Goal of the exercise: Word for word, restate the data that follows, omitting the images.

____

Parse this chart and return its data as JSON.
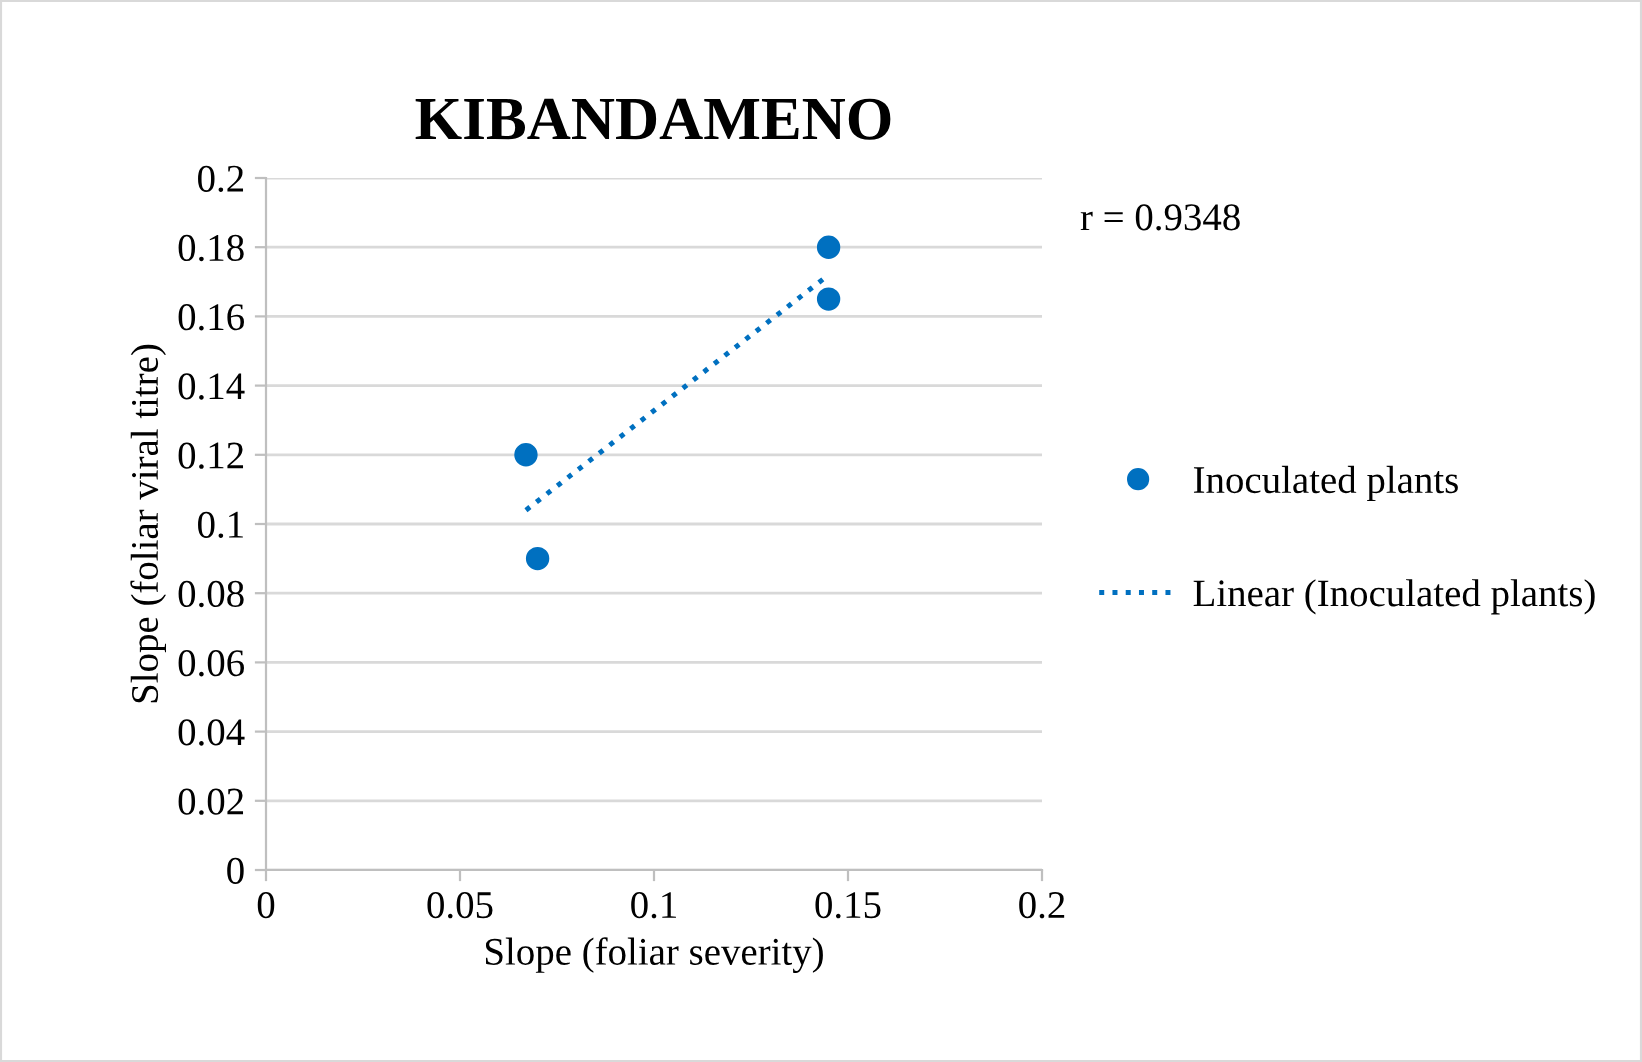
{
  "chart_data": {
    "type": "scatter",
    "title": "KIBANDAMENO",
    "xlabel": "Slope (foliar severity)",
    "ylabel": "Slope (foliar viral titre)",
    "series": [
      {
        "name": "Inoculated plants",
        "type": "scatter",
        "color": "#0070c0",
        "x": [
          0.067,
          0.07,
          0.145,
          0.145
        ],
        "values": [
          0.12,
          0.09,
          0.18,
          0.165
        ],
        "marker": "circle"
      },
      {
        "name": "Linear (Inoculated plants)",
        "type": "line",
        "color": "#0070c0",
        "x": [
          0.067,
          0.145
        ],
        "values": [
          0.104,
          0.172
        ],
        "line_style": "dotted",
        "marker": "none"
      }
    ],
    "annotations": [
      "r = 0.9348"
    ],
    "xlim": [
      0,
      0.2
    ],
    "xticks": [
      0,
      0.05,
      0.1,
      0.15,
      0.2
    ],
    "ylim": [
      0,
      0.2
    ],
    "yticks": [
      0,
      0.02,
      0.04,
      0.06,
      0.08,
      0.1,
      0.12,
      0.14,
      0.16,
      0.18,
      0.2
    ],
    "grid": "y",
    "legend": "right"
  }
}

____

Task output:
Parse this chart and return its data as JSON.
{
  "chart_data": {
    "type": "scatter",
    "title": "KIBANDAMENO",
    "xlabel": "Slope (foliar severity)",
    "ylabel": "Slope (foliar viral titre)",
    "series": [
      {
        "name": "Inoculated plants",
        "type": "scatter",
        "color": "#0070c0",
        "x": [
          0.067,
          0.07,
          0.145,
          0.145
        ],
        "values": [
          0.12,
          0.09,
          0.18,
          0.165
        ],
        "marker": "circle"
      },
      {
        "name": "Linear (Inoculated plants)",
        "type": "line",
        "color": "#0070c0",
        "x": [
          0.067,
          0.145
        ],
        "values": [
          0.104,
          0.172
        ],
        "line_style": "dotted",
        "marker": "none"
      }
    ],
    "annotations": [
      "r = 0.9348"
    ],
    "xlim": [
      0,
      0.2
    ],
    "xticks": [
      0,
      0.05,
      0.1,
      0.15,
      0.2
    ],
    "ylim": [
      0,
      0.2
    ],
    "yticks": [
      0,
      0.02,
      0.04,
      0.06,
      0.08,
      0.1,
      0.12,
      0.14,
      0.16,
      0.18,
      0.2
    ],
    "grid": "y",
    "legend": "right"
  }
}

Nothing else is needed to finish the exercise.